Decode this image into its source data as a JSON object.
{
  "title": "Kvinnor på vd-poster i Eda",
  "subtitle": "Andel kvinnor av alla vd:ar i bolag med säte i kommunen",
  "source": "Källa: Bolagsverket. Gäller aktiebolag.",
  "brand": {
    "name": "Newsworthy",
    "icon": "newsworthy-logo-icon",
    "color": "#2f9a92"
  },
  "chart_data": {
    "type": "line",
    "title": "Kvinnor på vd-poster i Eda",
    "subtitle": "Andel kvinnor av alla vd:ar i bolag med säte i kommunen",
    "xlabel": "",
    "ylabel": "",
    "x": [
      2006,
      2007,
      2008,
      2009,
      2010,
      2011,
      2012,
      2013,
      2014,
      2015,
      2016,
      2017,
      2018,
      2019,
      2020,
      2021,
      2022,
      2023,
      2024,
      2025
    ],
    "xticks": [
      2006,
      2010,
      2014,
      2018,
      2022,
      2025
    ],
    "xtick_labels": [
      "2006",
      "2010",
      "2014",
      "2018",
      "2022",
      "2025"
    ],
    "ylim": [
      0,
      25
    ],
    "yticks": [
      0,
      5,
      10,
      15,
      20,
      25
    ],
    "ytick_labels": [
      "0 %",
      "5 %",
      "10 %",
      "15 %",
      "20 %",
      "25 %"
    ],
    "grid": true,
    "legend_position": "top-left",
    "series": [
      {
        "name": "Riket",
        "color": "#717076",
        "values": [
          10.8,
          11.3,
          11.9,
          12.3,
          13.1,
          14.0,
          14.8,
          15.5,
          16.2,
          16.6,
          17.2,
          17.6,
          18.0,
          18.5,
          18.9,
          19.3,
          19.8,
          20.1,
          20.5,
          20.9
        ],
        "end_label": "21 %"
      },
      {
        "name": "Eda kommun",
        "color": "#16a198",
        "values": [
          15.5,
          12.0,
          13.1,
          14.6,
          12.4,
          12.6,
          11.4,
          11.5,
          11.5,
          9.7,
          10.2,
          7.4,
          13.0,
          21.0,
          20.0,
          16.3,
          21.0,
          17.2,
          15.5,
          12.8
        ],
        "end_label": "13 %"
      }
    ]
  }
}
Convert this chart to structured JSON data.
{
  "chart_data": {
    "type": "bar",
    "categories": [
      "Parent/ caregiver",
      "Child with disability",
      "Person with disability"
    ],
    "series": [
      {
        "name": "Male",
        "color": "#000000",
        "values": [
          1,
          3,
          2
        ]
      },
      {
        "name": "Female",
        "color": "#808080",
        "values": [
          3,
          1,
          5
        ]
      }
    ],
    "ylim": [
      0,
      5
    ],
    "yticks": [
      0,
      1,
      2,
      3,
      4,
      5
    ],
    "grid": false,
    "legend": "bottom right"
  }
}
• • •
- **DO THIS**:
Copy out all the entries shown above, character for character.

- **SOLUTION FOR THIS EXERCISE**:
Decode this image into its source data as a JSON object.
{
  "title": "Kvinnor på vd-poster i Eda",
  "subtitle": "Andel kvinnor av alla vd:ar i bolag med säte i kommunen",
  "source": "Källa: Bolagsverket. Gäller aktiebolag.",
  "brand": {
    "name": "Newsworthy",
    "icon": "newsworthy-logo-icon",
    "color": "#2f9a92"
  },
  "chart_data": {
    "type": "line",
    "title": "Kvinnor på vd-poster i Eda",
    "subtitle": "Andel kvinnor av alla vd:ar i bolag med säte i kommunen",
    "xlabel": "",
    "ylabel": "",
    "x": [
      2006,
      2007,
      2008,
      2009,
      2010,
      2011,
      2012,
      2013,
      2014,
      2015,
      2016,
      2017,
      2018,
      2019,
      2020,
      2021,
      2022,
      2023,
      2024,
      2025
    ],
    "xticks": [
      2006,
      2010,
      2014,
      2018,
      2022,
      2025
    ],
    "xtick_labels": [
      "2006",
      "2010",
      "2014",
      "2018",
      "2022",
      "2025"
    ],
    "ylim": [
      0,
      25
    ],
    "yticks": [
      0,
      5,
      10,
      15,
      20,
      25
    ],
    "ytick_labels": [
      "0 %",
      "5 %",
      "10 %",
      "15 %",
      "20 %",
      "25 %"
    ],
    "grid": true,
    "legend_position": "top-left",
    "series": [
      {
        "name": "Riket",
        "color": "#717076",
        "values": [
          10.8,
          11.3,
          11.9,
          12.3,
          13.1,
          14.0,
          14.8,
          15.5,
          16.2,
          16.6,
          17.2,
          17.6,
          18.0,
          18.5,
          18.9,
          19.3,
          19.8,
          20.1,
          20.5,
          20.9
        ],
        "end_label": "21 %"
      },
      {
        "name": "Eda kommun",
        "color": "#16a198",
        "values": [
          15.5,
          12.0,
          13.1,
          14.6,
          12.4,
          12.6,
          11.4,
          11.5,
          11.5,
          9.7,
          10.2,
          7.4,
          13.0,
          21.0,
          20.0,
          16.3,
          21.0,
          17.2,
          15.5,
          12.8
        ],
        "end_label": "13 %"
      }
    ]
  }
}
Convert this chart to structured JSON data.
{
  "chart_data": {
    "type": "bar",
    "categories": [
      "Parent/ caregiver",
      "Child with disability",
      "Person with disability"
    ],
    "series": [
      {
        "name": "Male",
        "color": "#000000",
        "values": [
          1,
          3,
          2
        ]
      },
      {
        "name": "Female",
        "color": "#808080",
        "values": [
          3,
          1,
          5
        ]
      }
    ],
    "ylim": [
      0,
      5
    ],
    "yticks": [
      0,
      1,
      2,
      3,
      4,
      5
    ],
    "grid": false,
    "legend": "bottom right"
  }
}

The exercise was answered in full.